## Goal of the exercise
Single out the lines of the material that contain "from" and copy them.
** start Material **
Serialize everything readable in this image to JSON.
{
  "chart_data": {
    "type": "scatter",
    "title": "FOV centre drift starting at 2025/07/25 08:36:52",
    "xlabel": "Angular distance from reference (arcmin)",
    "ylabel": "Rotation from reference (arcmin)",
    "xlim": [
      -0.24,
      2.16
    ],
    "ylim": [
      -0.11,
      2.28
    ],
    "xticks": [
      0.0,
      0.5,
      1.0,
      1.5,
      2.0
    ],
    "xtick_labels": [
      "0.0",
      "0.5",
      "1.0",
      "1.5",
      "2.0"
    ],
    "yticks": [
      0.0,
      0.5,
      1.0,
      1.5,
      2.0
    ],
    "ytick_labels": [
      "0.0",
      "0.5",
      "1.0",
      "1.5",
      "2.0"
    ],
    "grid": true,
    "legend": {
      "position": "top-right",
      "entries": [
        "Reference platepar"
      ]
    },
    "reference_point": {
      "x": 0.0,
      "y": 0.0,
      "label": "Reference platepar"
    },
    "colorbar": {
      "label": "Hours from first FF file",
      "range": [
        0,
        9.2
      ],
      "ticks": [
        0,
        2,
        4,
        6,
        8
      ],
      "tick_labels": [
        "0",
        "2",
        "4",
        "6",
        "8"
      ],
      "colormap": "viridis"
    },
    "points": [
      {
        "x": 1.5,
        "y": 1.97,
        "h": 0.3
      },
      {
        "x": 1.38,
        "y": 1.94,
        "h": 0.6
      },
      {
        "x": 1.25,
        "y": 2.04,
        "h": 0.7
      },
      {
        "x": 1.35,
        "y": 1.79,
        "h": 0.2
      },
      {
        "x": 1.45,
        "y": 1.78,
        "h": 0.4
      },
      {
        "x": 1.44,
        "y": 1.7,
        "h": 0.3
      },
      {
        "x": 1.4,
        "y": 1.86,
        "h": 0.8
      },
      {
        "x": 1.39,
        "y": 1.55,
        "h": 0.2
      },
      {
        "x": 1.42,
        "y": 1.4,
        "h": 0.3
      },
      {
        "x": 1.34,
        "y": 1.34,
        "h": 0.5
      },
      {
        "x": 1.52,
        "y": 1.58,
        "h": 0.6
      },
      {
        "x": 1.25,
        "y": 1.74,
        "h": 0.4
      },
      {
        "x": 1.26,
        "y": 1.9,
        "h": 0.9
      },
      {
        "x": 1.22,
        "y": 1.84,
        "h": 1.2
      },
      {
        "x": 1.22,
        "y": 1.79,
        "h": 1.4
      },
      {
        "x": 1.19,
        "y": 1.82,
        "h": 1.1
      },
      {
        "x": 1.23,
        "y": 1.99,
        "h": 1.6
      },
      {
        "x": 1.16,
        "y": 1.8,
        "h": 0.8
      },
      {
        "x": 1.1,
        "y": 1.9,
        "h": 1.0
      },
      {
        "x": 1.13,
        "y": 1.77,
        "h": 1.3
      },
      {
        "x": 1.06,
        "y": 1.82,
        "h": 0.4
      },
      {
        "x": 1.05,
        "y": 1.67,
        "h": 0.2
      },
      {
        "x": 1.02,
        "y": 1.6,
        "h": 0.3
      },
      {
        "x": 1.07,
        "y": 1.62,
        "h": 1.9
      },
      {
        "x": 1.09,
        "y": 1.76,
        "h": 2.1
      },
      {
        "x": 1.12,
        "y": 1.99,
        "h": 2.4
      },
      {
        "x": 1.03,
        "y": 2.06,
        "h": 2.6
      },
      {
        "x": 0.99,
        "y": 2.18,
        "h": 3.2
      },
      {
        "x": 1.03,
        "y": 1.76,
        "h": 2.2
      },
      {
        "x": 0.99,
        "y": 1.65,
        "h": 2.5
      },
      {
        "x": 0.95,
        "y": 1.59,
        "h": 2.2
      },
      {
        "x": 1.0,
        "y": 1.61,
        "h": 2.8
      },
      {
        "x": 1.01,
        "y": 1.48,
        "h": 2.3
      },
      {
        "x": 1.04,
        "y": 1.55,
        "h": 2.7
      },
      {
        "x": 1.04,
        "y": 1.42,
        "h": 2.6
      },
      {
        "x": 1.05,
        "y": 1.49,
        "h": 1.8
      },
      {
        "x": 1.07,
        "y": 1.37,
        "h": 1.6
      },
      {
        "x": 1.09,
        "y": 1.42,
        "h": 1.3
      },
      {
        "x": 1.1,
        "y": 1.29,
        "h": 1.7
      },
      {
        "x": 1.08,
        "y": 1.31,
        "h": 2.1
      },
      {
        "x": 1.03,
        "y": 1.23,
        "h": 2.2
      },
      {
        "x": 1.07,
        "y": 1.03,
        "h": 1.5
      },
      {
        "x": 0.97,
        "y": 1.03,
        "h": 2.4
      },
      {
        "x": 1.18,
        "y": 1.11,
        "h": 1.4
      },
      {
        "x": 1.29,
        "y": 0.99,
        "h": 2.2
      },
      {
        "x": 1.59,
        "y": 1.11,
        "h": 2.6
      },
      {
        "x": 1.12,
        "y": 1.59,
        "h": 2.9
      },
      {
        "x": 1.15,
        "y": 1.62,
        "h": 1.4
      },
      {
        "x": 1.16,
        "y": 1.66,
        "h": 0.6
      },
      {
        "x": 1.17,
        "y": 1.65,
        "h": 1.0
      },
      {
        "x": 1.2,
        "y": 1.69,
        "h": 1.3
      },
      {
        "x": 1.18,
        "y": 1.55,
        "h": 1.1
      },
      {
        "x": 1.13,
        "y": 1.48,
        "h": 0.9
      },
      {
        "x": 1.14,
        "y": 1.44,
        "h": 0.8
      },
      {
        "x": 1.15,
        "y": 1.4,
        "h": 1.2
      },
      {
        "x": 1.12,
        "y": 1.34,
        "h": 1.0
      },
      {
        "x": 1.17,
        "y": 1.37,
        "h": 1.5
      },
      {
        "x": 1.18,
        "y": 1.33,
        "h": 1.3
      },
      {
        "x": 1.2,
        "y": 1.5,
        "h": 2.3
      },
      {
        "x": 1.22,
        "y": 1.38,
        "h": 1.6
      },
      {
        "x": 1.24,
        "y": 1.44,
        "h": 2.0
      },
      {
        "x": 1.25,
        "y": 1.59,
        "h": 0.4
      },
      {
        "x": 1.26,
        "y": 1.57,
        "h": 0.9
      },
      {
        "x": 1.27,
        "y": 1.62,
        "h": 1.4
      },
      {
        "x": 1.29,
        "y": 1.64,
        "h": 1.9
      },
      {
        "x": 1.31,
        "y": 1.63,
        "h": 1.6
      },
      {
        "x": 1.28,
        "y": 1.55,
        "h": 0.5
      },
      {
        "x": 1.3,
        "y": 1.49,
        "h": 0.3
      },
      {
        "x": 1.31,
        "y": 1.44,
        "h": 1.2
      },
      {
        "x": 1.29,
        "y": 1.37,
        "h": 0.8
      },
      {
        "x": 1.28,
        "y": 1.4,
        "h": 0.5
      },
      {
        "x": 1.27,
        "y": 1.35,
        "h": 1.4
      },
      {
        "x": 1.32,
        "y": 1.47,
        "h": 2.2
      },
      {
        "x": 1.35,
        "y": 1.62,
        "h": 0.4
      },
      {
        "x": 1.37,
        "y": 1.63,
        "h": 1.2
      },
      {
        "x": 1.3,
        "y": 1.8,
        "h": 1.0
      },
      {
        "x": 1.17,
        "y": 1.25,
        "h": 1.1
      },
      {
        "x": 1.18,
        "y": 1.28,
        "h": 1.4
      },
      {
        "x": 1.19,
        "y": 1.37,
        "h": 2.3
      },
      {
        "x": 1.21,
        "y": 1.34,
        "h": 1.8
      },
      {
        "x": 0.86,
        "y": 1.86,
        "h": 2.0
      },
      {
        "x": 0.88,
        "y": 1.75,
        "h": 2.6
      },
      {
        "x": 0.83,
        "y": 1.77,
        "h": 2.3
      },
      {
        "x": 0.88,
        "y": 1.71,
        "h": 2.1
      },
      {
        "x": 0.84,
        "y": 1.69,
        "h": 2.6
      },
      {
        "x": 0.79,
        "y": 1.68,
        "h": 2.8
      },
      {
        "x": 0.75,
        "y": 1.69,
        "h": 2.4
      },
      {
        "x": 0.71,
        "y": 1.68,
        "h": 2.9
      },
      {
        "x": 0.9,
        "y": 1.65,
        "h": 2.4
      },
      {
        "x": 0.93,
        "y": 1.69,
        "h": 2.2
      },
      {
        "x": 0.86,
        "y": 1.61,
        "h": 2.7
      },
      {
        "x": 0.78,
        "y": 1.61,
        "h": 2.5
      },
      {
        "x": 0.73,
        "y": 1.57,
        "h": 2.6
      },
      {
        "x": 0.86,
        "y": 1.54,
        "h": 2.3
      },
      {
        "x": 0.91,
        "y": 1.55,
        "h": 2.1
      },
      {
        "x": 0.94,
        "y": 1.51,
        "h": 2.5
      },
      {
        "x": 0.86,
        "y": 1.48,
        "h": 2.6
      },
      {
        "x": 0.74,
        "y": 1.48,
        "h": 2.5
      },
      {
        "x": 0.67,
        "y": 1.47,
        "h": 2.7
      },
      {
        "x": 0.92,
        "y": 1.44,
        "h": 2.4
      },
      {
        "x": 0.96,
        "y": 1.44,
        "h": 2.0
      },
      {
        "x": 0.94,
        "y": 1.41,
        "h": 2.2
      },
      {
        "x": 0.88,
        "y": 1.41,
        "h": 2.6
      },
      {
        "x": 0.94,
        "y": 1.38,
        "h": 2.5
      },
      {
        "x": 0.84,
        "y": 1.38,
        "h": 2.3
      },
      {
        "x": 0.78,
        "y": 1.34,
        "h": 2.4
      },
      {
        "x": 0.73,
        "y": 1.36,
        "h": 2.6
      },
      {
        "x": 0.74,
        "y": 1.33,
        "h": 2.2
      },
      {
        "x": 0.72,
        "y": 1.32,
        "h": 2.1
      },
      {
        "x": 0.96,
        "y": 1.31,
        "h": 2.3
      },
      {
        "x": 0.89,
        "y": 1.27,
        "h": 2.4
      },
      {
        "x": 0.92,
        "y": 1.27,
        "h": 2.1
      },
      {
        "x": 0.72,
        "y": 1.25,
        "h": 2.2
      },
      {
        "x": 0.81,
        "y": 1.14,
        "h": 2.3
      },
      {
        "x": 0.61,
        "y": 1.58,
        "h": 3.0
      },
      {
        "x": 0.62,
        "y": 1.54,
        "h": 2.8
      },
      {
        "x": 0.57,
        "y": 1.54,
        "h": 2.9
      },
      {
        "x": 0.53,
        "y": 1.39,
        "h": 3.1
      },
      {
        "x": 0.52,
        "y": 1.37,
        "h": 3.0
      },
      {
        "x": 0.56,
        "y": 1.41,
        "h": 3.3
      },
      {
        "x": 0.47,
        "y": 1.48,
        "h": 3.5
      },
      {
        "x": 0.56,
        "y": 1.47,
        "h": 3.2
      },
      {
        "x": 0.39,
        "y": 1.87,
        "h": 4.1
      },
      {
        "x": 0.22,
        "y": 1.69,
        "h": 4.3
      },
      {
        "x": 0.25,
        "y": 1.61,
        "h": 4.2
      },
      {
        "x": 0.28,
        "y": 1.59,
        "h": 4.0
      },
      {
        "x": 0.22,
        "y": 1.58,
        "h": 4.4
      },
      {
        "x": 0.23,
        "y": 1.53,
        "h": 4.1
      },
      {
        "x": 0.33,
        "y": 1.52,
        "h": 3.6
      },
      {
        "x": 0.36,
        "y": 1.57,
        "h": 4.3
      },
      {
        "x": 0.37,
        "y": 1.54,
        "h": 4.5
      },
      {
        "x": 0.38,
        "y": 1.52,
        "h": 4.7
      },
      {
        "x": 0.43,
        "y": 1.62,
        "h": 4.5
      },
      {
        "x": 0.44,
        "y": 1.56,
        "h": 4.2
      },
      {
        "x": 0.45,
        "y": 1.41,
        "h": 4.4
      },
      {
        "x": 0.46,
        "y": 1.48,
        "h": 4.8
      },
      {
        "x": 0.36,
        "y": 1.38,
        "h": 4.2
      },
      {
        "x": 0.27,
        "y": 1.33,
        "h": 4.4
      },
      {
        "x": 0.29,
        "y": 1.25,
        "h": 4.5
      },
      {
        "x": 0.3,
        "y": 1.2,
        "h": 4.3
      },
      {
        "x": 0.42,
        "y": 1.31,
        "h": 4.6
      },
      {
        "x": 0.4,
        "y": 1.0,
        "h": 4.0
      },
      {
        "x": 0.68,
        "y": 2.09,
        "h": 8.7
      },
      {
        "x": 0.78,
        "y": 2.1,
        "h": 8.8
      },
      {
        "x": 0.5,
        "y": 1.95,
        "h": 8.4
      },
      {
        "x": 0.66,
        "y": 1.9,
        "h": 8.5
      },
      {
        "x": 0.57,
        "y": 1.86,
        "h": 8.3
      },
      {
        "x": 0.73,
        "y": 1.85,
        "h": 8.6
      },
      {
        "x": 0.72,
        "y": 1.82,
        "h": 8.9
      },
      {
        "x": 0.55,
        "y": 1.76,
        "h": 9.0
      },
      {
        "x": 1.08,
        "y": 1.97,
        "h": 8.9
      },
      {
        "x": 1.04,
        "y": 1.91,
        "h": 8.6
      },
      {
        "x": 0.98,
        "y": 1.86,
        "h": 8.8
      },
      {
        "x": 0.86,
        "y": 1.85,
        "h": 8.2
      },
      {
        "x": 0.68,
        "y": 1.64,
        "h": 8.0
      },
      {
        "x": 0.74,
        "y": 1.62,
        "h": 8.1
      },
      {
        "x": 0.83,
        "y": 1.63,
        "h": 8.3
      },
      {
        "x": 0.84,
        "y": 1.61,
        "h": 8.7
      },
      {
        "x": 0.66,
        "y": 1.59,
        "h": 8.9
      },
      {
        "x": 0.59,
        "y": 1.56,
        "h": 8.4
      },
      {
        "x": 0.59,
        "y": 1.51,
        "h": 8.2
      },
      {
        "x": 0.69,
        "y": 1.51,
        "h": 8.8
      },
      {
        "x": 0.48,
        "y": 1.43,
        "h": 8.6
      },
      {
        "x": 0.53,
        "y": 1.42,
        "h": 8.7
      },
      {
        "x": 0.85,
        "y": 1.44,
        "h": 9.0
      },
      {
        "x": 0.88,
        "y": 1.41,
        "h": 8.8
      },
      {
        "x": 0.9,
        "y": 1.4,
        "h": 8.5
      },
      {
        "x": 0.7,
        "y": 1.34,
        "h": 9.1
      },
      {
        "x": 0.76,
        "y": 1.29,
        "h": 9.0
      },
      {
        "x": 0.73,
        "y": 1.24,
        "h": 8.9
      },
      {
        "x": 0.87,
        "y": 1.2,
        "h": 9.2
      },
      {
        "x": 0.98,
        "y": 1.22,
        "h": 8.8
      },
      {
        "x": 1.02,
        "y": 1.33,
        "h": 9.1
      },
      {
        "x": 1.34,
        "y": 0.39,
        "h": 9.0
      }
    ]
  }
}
** end Material **
## Correct answer
    "xlabel": "Angular distance from reference (arcmin)",
    "ylabel": "Rotation from reference (arcmin)",
      "label": "Hours from first FF file",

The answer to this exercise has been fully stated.